What this task involves: Images excluded, repeat each entry below exactly.
________
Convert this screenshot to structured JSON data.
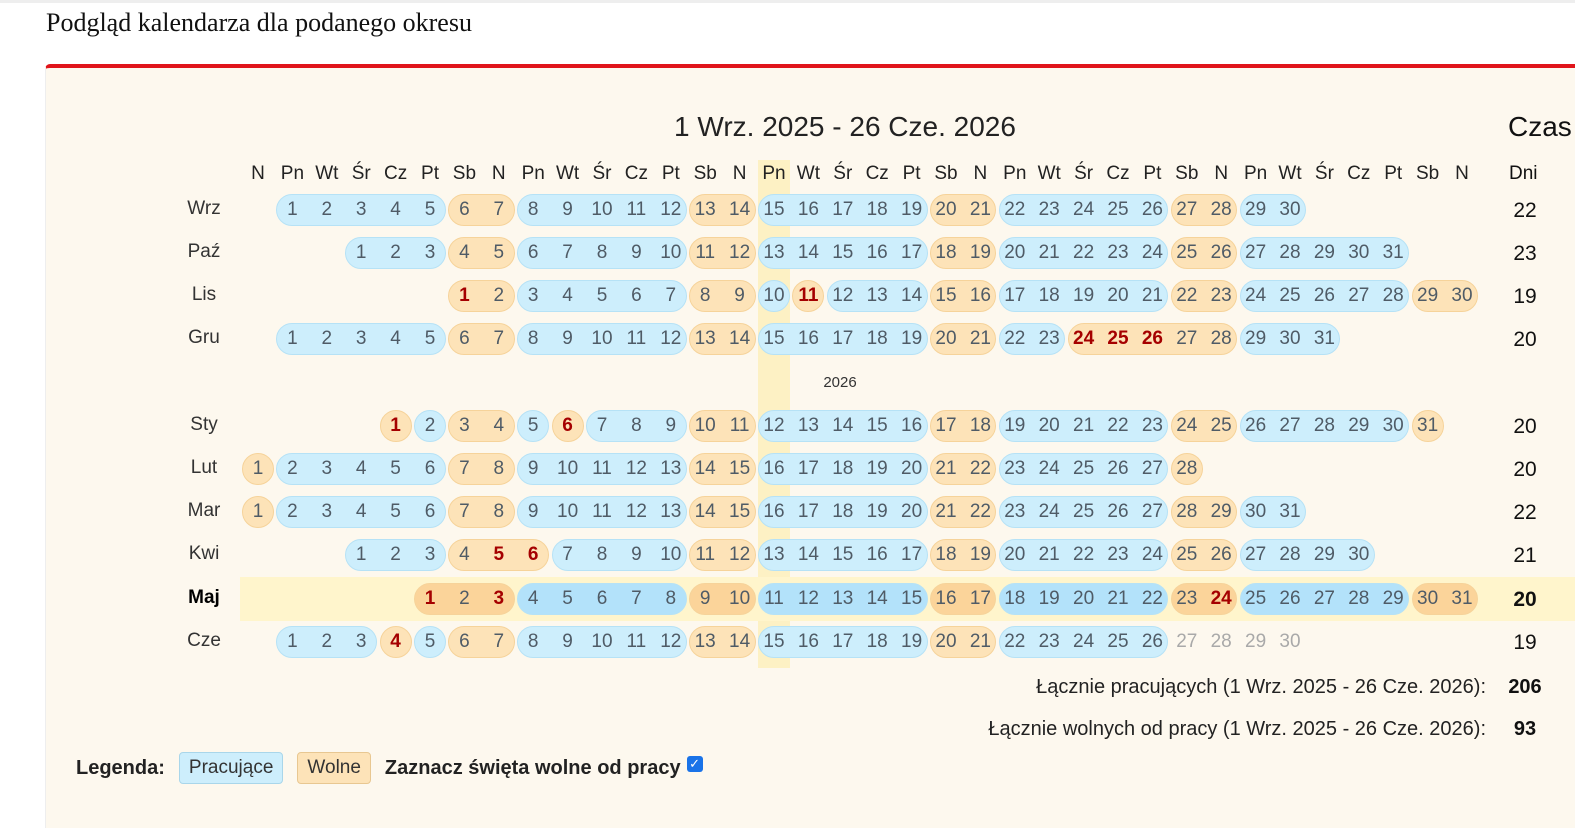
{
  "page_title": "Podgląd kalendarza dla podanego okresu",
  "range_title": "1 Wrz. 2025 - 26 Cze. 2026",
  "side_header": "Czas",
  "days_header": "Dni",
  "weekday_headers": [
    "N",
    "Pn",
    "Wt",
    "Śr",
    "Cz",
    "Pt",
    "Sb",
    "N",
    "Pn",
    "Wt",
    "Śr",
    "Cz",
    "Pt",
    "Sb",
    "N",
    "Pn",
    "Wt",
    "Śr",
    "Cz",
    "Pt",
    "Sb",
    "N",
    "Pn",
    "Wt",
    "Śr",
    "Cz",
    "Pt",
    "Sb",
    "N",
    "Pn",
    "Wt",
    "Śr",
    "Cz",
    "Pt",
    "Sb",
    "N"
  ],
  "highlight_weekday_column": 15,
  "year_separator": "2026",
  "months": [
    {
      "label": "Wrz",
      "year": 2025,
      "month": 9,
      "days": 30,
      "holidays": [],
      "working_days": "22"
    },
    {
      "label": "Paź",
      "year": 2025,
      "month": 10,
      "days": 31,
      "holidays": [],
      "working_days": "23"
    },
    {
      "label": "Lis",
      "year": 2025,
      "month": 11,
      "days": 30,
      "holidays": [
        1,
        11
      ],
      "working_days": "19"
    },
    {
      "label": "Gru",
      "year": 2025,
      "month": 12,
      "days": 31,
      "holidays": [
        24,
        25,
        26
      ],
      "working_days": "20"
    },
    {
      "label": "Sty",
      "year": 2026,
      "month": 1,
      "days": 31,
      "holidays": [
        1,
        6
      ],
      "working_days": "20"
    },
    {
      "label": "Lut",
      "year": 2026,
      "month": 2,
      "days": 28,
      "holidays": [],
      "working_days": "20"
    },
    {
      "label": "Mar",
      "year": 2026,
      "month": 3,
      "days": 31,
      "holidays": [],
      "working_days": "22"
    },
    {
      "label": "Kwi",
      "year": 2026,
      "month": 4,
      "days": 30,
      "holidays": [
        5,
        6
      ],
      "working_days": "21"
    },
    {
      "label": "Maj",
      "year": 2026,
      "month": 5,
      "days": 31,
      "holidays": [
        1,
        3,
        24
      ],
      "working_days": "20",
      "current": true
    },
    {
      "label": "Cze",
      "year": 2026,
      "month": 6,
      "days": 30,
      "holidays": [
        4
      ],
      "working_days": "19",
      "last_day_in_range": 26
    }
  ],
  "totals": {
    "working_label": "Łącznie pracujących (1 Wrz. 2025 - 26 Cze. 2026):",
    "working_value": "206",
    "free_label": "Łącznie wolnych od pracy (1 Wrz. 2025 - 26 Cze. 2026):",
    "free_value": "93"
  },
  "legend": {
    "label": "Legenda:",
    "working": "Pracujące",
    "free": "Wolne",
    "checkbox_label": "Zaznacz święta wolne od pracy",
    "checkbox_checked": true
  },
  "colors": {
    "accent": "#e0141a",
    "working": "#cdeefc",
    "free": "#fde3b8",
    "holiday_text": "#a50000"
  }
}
________
Worked solution:
Convert this screenshot to structured JSON data.
{
  "page_title": "Podgląd kalendarza dla podanego okresu",
  "range_title": "1 Wrz. 2025 - 26 Cze. 2026",
  "side_header": "Czas",
  "days_header": "Dni",
  "weekday_headers": [
    "N",
    "Pn",
    "Wt",
    "Śr",
    "Cz",
    "Pt",
    "Sb",
    "N",
    "Pn",
    "Wt",
    "Śr",
    "Cz",
    "Pt",
    "Sb",
    "N",
    "Pn",
    "Wt",
    "Śr",
    "Cz",
    "Pt",
    "Sb",
    "N",
    "Pn",
    "Wt",
    "Śr",
    "Cz",
    "Pt",
    "Sb",
    "N",
    "Pn",
    "Wt",
    "Śr",
    "Cz",
    "Pt",
    "Sb",
    "N"
  ],
  "highlight_weekday_column": 15,
  "year_separator": "2026",
  "months": [
    {
      "label": "Wrz",
      "year": 2025,
      "month": 9,
      "days": 30,
      "holidays": [],
      "working_days": "22"
    },
    {
      "label": "Paź",
      "year": 2025,
      "month": 10,
      "days": 31,
      "holidays": [],
      "working_days": "23"
    },
    {
      "label": "Lis",
      "year": 2025,
      "month": 11,
      "days": 30,
      "holidays": [
        1,
        11
      ],
      "working_days": "19"
    },
    {
      "label": "Gru",
      "year": 2025,
      "month": 12,
      "days": 31,
      "holidays": [
        24,
        25,
        26
      ],
      "working_days": "20"
    },
    {
      "label": "Sty",
      "year": 2026,
      "month": 1,
      "days": 31,
      "holidays": [
        1,
        6
      ],
      "working_days": "20"
    },
    {
      "label": "Lut",
      "year": 2026,
      "month": 2,
      "days": 28,
      "holidays": [],
      "working_days": "20"
    },
    {
      "label": "Mar",
      "year": 2026,
      "month": 3,
      "days": 31,
      "holidays": [],
      "working_days": "22"
    },
    {
      "label": "Kwi",
      "year": 2026,
      "month": 4,
      "days": 30,
      "holidays": [
        5,
        6
      ],
      "working_days": "21"
    },
    {
      "label": "Maj",
      "year": 2026,
      "month": 5,
      "days": 31,
      "holidays": [
        1,
        3,
        24
      ],
      "working_days": "20",
      "current": true
    },
    {
      "label": "Cze",
      "year": 2026,
      "month": 6,
      "days": 30,
      "holidays": [
        4
      ],
      "working_days": "19",
      "last_day_in_range": 26
    }
  ],
  "totals": {
    "working_label": "Łącznie pracujących (1 Wrz. 2025 - 26 Cze. 2026):",
    "working_value": "206",
    "free_label": "Łącznie wolnych od pracy (1 Wrz. 2025 - 26 Cze. 2026):",
    "free_value": "93"
  },
  "legend": {
    "label": "Legenda:",
    "working": "Pracujące",
    "free": "Wolne",
    "checkbox_label": "Zaznacz święta wolne od pracy",
    "checkbox_checked": true
  },
  "colors": {
    "accent": "#e0141a",
    "working": "#cdeefc",
    "free": "#fde3b8",
    "holiday_text": "#a50000"
  }
}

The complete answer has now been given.